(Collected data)
··········

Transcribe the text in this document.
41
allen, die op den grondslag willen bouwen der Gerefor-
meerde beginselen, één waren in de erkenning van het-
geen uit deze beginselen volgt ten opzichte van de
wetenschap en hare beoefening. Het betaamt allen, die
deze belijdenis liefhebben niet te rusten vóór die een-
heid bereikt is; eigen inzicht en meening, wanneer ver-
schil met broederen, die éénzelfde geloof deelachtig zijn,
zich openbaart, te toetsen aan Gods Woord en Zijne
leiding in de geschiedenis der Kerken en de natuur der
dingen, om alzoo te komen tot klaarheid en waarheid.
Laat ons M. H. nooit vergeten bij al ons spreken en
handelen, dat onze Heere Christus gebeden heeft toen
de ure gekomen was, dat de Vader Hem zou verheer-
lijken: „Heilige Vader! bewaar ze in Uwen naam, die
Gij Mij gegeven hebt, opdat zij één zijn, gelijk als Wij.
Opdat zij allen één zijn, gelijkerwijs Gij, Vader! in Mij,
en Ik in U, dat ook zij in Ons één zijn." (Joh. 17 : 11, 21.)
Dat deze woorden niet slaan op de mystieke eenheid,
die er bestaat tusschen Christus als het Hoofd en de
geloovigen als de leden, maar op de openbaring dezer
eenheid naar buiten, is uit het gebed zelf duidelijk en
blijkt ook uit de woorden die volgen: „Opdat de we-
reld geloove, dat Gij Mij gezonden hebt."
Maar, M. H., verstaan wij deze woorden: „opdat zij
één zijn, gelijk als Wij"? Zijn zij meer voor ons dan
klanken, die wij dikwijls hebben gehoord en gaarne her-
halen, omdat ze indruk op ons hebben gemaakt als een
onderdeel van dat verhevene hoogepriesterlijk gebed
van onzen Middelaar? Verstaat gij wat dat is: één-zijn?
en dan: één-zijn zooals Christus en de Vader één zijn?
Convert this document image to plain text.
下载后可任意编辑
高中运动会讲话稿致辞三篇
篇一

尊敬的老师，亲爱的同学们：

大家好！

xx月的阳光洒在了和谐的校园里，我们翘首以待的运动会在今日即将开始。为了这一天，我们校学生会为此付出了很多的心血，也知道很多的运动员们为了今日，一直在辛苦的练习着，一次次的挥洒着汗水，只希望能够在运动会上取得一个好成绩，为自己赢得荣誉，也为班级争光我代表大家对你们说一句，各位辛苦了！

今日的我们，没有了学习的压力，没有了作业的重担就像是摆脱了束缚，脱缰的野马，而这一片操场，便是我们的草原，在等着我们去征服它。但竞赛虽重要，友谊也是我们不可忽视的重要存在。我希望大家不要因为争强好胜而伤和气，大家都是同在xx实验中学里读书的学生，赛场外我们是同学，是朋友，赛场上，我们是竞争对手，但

··········

Read the lines above. Gather those in which the string "text" is found.

Transcribe the text in this document.
Convert this document image to plain text.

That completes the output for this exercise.